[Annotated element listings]

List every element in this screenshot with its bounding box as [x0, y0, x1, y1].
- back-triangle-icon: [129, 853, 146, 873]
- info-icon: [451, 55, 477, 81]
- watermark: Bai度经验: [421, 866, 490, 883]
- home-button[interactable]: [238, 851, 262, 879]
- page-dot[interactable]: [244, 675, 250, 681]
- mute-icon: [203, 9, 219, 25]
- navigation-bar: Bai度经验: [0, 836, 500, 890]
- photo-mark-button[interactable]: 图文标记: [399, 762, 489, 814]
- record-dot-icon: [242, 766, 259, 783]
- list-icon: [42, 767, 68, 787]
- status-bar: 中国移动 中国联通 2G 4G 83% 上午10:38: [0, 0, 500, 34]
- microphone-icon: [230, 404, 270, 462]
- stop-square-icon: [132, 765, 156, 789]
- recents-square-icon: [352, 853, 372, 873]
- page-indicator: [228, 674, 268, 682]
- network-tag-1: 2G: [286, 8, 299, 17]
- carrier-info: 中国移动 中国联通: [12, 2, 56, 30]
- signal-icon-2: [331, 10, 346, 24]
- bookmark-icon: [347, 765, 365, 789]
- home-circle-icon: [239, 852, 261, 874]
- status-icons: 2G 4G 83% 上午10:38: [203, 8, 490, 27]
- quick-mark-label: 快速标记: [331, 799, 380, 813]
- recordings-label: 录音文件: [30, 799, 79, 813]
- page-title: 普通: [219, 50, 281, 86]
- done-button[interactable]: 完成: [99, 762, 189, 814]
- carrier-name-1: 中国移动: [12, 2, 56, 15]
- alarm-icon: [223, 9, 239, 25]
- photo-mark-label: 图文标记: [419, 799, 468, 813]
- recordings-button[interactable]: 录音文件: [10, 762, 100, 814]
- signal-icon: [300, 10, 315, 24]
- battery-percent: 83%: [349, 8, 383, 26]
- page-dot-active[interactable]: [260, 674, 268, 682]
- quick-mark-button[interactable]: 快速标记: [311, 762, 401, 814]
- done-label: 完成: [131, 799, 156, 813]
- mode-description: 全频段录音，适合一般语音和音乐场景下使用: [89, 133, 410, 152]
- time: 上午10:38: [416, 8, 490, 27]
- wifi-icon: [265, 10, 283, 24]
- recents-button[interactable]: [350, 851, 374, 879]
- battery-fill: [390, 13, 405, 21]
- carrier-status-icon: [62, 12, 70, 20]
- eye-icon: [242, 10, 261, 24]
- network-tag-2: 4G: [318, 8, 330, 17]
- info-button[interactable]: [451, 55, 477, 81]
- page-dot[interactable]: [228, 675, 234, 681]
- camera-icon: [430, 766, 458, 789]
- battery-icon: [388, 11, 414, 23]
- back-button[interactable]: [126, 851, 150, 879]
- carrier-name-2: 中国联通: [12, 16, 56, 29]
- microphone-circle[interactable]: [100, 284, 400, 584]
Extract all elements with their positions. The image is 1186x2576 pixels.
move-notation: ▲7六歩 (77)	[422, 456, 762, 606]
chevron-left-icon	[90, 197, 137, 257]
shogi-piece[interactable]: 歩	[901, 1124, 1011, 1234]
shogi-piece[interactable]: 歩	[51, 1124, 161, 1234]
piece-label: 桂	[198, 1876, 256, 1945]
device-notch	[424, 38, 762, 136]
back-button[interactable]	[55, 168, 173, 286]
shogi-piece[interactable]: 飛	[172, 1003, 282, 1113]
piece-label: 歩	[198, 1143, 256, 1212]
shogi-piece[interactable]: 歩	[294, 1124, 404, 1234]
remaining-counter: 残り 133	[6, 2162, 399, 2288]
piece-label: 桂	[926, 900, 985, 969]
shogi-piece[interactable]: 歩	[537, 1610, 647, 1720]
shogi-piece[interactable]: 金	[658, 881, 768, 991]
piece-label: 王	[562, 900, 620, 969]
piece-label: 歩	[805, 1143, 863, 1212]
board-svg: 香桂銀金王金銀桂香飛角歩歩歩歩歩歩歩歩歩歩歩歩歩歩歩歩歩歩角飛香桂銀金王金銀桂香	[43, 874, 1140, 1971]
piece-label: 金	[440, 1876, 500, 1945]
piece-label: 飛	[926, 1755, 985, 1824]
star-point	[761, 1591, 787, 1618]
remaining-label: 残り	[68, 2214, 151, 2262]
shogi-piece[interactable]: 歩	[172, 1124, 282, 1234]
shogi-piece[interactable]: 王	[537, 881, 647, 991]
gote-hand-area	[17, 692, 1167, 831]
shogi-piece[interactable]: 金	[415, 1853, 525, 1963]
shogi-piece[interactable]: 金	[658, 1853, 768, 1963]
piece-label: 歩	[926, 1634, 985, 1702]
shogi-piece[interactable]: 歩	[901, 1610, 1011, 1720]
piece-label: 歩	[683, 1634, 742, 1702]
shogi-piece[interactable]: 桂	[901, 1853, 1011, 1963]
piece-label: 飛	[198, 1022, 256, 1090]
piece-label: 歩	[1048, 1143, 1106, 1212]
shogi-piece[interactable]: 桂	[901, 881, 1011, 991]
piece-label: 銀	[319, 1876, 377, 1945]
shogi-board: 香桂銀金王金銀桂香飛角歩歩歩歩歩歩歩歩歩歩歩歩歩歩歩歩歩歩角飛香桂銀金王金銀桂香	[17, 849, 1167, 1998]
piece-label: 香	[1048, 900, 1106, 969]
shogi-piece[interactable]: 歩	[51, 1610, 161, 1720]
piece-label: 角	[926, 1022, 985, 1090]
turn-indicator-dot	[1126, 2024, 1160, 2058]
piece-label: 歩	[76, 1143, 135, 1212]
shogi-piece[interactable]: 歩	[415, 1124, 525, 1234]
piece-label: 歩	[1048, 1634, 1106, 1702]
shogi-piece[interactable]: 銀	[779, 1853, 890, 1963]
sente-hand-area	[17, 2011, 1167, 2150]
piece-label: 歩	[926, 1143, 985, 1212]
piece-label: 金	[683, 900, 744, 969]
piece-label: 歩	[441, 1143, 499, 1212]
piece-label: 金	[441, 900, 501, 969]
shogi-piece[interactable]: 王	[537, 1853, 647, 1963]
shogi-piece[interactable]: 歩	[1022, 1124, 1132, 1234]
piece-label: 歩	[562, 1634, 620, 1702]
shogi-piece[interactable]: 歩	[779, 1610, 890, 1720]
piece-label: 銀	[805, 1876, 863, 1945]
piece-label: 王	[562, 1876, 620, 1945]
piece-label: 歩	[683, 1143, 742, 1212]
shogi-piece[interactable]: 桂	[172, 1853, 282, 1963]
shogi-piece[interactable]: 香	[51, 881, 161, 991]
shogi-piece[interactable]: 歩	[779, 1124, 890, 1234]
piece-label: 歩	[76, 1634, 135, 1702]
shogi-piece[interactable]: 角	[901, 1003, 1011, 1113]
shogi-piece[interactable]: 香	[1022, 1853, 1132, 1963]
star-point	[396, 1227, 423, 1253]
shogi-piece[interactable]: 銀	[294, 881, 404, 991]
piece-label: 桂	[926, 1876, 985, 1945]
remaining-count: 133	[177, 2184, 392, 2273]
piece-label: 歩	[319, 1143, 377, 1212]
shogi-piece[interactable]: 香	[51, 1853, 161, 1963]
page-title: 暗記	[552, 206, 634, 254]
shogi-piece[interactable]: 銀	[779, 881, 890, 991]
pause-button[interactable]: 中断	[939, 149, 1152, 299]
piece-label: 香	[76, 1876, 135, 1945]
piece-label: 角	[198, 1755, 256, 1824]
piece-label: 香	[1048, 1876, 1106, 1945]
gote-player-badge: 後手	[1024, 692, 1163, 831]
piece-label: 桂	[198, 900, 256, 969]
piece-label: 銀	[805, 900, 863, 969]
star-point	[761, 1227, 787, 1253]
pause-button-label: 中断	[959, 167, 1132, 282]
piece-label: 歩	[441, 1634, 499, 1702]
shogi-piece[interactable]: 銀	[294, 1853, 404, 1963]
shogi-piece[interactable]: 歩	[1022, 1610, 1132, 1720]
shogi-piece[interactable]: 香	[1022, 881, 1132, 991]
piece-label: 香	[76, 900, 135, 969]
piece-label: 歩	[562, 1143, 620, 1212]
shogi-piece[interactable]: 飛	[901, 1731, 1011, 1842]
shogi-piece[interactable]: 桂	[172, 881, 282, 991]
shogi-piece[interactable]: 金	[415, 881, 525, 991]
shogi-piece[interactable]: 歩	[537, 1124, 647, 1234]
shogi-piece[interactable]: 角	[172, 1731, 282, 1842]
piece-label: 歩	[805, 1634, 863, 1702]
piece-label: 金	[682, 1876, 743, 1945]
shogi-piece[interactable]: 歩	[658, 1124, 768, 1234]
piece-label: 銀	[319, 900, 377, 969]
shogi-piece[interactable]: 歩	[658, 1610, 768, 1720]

Work to be completed: Replace every "square" with "rect" in the rows from the start through the line containing "- photo-mark-label: 图文标记: [419, 799, 468, 813]", both ends included. Give those lines again with nothing else changed.

Final result:
List every element in this screenshot with its bounding box as [x0, y0, x1, y1].
- back-triangle-icon: [129, 853, 146, 873]
- info-icon: [451, 55, 477, 81]
- watermark: Bai度经验: [421, 866, 490, 883]
- home-button[interactable]: [238, 851, 262, 879]
- page-dot[interactable]: [244, 675, 250, 681]
- mute-icon: [203, 9, 219, 25]
- navigation-bar: Bai度经验: [0, 836, 500, 890]
- photo-mark-button[interactable]: 图文标记: [399, 762, 489, 814]
- record-dot-icon: [242, 766, 259, 783]
- list-icon: [42, 767, 68, 787]
- status-bar: 中国移动 中国联通 2G 4G 83% 上午10:38: [0, 0, 500, 34]
- microphone-icon: [230, 404, 270, 462]
- stop-rect-icon: [132, 765, 156, 789]
- recents-rect-icon: [352, 853, 372, 873]
- page-indicator: [228, 674, 268, 682]
- network-tag-1: 2G: [286, 8, 299, 17]
- carrier-info: 中国移动 中国联通: [12, 2, 56, 30]
- signal-icon-2: [331, 10, 346, 24]
- bookmark-icon: [347, 765, 365, 789]
- home-circle-icon: [239, 852, 261, 874]
- status-icons: 2G 4G 83% 上午10:38: [203, 8, 490, 27]
- quick-mark-label: 快速标记: [331, 799, 380, 813]
- recordings-label: 录音文件: [30, 799, 79, 813]
- page-title: 普通: [219, 50, 281, 86]
- done-button[interactable]: 完成: [99, 762, 189, 814]
- carrier-name-1: 中国移动: [12, 2, 56, 15]
- alarm-icon: [223, 9, 239, 25]
- photo-mark-label: 图文标记: [419, 799, 468, 813]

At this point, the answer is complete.